## Supplied passage
──────────

# Big Progress



## Brandon (Jan 17, 2008)

I also want to say that, durin my last lesson acouple days ago there was a moment when me and the horse where just standin there and i was standin next to her head holdin the reins and the trainor was helpin some girl.. there was a period of time where me and the horse just kinda looked at each other and she just gave me this look like "i trust you" or somethin but i just felt so close to the horse.. its hard for me to explain.. me and T (the name of the horse) just kinda Bonded and this is somethin that for me is gonna sound weird, but she kinda took my heart in that moment. Then the trainor came and suddenly i had to lead the horse back to the other side of the arena.. me and the trainor talked some, and i left.. i am tryin not to get to close to T because i know that eventually lessons will be over and stuff, but i dont know its just hard.


----------



## Abby (Nov 26, 2007)

──────────

## What to work on
**1)** What is the horse called in the Big Progress thread?
**2)** List everything Brandon says he did once the trainer came over, as described in the Big Progress thread.
**3)** Summarize the Big Progress thread in two sentences.

[Element boundary records]
──────────

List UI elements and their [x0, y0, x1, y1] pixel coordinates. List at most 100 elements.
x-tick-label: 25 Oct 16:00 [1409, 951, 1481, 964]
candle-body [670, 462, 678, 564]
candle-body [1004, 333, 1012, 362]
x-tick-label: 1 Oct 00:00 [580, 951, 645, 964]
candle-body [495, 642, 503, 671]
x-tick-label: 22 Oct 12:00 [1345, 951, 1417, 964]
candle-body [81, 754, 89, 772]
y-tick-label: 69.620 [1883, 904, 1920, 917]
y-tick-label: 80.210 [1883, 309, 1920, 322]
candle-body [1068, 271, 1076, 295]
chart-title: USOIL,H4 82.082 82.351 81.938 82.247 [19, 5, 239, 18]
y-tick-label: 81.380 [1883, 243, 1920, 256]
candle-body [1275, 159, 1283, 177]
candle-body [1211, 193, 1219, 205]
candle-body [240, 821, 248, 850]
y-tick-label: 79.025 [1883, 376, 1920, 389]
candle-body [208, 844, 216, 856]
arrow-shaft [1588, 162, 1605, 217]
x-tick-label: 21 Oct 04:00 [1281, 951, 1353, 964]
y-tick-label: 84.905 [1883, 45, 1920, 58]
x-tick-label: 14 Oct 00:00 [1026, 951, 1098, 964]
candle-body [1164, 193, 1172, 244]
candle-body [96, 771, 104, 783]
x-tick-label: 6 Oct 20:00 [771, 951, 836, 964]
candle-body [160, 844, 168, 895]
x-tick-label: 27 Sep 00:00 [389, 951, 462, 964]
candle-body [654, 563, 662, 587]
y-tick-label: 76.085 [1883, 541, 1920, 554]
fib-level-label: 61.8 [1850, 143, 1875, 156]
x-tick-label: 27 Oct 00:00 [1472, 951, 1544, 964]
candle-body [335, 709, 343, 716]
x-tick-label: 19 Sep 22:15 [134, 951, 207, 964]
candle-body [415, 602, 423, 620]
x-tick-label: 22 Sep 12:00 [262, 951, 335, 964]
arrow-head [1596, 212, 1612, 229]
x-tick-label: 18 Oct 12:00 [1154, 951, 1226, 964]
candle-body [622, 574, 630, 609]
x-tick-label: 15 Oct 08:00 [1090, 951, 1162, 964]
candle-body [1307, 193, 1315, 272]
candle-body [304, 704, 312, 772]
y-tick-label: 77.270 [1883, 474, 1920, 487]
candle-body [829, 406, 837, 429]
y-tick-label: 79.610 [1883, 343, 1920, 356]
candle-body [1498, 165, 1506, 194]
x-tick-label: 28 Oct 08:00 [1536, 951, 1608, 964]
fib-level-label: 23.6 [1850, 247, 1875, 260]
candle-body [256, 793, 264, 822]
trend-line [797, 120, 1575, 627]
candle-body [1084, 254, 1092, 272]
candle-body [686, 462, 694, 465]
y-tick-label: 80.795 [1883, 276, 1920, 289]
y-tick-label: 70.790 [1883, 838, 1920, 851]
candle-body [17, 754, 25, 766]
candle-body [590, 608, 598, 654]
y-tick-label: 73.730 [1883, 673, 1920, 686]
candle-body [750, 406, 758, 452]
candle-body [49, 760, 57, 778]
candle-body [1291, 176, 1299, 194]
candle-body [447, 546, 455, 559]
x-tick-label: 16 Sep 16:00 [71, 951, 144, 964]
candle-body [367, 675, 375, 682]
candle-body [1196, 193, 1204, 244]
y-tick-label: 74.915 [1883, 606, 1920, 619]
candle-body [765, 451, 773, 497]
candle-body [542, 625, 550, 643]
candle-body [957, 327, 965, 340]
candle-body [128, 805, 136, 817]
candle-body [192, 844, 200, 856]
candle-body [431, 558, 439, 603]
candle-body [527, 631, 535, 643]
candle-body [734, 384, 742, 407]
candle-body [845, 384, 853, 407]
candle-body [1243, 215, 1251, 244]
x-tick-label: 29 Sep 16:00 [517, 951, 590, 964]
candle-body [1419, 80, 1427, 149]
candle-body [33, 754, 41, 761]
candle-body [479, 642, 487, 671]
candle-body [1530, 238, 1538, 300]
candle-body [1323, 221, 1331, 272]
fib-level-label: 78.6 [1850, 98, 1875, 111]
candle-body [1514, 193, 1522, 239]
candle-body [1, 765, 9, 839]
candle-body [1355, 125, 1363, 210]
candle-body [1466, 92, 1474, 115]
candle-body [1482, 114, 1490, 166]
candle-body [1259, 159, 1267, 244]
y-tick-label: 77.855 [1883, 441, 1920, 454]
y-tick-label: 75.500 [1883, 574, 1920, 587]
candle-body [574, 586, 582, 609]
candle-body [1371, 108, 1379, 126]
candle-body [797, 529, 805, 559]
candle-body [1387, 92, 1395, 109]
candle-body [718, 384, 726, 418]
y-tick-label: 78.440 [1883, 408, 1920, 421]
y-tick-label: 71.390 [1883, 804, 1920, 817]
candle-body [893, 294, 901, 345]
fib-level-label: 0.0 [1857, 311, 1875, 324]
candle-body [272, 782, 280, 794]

──────────

## Answers for the exercise
**1)** The horse is called T.

**2)**
- Led the horse back to the other side of the arena
- Talked some with the trainer
- Left

**3)** Brandon describes a moment in a lesson a couple of days earlier when, while standing at the horse T's head holding the reins and the trainer was helping a girl, Brandon and T looked at each other and seemed to bond. Brandon is trying not to get too close to T, knowing the lessons will eventually end, but finds that hard.